(EXERCISE DIRECTIONS)
Search the material for the string "ylabel", then return every line where it is found.
☆ ☆ ☆
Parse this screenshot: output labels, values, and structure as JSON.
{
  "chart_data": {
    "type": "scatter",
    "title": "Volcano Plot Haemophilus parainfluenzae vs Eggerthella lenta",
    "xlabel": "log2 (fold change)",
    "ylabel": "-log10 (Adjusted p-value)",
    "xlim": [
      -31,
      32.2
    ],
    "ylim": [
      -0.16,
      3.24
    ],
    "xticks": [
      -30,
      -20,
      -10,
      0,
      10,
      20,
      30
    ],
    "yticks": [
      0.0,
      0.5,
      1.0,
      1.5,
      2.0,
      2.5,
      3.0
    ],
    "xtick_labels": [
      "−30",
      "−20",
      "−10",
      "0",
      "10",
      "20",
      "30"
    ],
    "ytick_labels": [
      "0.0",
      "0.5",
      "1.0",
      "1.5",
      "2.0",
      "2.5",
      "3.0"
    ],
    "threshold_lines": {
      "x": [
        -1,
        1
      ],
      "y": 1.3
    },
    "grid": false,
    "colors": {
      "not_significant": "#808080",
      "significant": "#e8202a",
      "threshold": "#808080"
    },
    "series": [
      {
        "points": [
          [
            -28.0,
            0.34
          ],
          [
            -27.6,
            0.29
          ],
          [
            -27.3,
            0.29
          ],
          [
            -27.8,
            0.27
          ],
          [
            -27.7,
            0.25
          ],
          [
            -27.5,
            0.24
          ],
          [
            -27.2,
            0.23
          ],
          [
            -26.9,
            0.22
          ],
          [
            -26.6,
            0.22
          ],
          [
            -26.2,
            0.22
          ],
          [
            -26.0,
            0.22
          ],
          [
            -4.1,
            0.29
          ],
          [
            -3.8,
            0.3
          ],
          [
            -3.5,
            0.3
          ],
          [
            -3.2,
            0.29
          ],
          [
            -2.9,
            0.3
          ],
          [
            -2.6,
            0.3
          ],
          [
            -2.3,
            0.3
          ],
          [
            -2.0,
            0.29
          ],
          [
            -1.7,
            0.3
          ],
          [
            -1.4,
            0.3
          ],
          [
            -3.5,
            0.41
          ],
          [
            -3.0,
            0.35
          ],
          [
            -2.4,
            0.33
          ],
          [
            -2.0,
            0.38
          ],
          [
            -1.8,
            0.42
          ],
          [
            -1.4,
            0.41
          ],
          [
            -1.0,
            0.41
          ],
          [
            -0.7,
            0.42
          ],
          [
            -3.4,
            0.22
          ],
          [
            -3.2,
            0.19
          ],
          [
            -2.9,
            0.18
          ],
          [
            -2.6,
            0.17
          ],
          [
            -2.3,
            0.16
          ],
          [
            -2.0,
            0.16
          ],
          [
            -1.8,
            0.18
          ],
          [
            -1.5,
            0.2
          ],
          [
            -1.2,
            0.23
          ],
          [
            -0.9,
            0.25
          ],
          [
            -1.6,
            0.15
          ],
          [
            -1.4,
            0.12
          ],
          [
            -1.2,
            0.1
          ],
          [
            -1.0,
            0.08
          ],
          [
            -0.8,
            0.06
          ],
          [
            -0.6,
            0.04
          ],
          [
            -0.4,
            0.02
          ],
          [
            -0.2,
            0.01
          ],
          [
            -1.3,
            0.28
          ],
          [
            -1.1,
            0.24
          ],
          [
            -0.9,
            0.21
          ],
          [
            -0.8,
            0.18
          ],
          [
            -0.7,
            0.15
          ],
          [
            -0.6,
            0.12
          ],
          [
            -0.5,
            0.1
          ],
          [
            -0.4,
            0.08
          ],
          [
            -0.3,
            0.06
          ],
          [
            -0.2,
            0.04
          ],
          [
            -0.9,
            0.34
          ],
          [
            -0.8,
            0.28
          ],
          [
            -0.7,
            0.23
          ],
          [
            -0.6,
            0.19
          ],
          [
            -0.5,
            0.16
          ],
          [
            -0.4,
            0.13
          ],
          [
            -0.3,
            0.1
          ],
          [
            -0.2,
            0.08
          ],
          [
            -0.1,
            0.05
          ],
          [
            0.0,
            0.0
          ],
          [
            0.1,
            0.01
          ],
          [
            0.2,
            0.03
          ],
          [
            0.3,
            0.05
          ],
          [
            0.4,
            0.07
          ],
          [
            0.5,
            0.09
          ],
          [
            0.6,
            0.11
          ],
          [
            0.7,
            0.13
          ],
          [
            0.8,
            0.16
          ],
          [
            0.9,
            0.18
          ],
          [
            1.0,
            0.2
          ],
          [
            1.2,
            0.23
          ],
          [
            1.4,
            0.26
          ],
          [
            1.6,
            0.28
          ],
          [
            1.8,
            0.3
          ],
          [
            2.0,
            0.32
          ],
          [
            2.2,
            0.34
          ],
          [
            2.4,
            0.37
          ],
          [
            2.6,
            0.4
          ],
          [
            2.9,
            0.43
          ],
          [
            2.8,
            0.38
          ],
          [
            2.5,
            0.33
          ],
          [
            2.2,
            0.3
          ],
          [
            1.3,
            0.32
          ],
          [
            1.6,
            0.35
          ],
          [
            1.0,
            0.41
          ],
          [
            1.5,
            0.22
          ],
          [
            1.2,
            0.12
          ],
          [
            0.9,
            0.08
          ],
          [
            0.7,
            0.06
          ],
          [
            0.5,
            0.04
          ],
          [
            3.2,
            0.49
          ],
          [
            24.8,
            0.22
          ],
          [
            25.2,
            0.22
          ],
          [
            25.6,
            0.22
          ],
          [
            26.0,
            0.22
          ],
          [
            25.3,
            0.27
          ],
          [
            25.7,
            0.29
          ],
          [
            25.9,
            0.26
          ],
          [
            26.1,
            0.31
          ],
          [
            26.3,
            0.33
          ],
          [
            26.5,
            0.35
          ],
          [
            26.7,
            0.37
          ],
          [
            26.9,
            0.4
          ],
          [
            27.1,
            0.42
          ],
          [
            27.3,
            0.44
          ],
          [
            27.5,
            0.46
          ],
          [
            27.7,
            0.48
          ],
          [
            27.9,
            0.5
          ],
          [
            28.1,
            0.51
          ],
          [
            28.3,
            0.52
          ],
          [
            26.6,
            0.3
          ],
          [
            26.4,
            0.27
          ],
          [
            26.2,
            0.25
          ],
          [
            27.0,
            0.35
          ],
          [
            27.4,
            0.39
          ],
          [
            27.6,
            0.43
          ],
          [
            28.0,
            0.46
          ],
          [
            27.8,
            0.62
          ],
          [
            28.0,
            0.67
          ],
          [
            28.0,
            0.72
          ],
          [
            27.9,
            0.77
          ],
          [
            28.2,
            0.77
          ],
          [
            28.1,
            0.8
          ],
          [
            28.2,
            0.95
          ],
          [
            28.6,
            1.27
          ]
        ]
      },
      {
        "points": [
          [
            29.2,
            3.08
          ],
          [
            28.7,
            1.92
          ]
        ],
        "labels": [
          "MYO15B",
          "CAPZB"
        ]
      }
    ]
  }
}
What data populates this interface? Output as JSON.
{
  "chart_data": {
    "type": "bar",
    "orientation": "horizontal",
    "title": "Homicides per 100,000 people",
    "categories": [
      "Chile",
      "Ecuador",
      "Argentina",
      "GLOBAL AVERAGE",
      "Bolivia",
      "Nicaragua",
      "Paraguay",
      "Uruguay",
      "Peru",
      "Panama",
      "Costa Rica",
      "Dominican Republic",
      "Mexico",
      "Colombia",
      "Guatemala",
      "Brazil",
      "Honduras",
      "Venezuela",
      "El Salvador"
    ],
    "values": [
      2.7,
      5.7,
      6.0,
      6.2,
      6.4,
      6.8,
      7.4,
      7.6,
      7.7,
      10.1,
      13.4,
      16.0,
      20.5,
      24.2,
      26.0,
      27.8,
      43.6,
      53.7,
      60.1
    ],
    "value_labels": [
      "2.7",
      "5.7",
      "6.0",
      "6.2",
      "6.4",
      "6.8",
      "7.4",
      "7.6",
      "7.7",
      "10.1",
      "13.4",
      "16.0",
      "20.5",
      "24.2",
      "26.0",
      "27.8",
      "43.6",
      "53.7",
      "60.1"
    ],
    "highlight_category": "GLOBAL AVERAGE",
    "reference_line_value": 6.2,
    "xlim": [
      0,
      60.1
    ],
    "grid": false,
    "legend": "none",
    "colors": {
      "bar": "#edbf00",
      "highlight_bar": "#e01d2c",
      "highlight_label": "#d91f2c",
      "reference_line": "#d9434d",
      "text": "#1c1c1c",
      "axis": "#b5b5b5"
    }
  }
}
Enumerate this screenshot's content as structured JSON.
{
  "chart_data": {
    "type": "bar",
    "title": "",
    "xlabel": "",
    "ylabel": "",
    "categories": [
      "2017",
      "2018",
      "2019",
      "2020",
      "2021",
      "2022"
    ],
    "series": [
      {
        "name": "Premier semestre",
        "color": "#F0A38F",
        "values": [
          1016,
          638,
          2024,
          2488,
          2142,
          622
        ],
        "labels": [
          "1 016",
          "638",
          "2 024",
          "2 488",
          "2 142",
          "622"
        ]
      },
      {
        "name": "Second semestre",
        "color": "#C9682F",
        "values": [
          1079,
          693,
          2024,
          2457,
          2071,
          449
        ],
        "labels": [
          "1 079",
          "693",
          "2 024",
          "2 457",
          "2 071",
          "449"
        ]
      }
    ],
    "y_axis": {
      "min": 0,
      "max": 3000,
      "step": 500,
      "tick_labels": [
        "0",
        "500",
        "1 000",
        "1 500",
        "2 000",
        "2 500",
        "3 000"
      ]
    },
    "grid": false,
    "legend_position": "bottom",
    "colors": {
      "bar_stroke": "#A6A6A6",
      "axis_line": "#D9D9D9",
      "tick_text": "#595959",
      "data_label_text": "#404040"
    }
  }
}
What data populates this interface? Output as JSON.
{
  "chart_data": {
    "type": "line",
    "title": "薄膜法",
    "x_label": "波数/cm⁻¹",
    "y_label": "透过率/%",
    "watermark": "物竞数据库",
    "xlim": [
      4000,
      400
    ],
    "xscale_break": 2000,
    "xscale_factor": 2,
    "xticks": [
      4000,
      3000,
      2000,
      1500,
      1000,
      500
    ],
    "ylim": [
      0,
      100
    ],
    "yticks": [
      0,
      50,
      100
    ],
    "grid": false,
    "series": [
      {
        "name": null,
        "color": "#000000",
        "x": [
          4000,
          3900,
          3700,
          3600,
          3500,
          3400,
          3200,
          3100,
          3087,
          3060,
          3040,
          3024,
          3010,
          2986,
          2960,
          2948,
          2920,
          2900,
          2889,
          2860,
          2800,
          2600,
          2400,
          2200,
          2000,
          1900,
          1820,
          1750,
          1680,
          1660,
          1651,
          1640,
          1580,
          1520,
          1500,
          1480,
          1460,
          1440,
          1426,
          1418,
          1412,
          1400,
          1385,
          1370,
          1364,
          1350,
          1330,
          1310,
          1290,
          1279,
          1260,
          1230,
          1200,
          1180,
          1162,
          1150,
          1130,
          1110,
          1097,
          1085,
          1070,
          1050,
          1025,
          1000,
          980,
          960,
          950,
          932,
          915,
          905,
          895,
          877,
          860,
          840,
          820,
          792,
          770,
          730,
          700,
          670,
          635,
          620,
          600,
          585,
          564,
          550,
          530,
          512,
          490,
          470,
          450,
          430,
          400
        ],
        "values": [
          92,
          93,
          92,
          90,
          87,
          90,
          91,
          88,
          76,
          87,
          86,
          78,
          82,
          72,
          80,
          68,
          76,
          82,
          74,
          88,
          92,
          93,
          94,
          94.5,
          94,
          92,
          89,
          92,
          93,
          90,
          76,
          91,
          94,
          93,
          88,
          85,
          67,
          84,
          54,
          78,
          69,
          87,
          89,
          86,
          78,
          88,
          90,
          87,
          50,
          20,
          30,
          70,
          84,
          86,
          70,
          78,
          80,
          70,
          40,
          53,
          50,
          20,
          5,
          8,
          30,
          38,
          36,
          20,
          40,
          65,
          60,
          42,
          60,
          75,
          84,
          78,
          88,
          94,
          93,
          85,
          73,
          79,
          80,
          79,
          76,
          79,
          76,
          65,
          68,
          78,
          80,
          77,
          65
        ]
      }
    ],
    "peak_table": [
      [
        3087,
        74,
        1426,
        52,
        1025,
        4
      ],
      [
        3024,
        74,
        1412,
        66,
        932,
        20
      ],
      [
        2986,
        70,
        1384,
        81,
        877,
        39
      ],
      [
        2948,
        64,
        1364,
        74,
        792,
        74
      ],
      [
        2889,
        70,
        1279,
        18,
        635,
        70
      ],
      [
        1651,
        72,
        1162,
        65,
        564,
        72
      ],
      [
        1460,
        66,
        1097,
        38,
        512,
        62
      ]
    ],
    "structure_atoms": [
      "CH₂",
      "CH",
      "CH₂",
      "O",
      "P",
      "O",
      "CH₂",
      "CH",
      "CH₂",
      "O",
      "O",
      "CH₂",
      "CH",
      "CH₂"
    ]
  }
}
☆ ☆ ☆
(RESPONSE)
    "ylabel": "-log10 (Adjusted p-value)",
    "ylabel": "",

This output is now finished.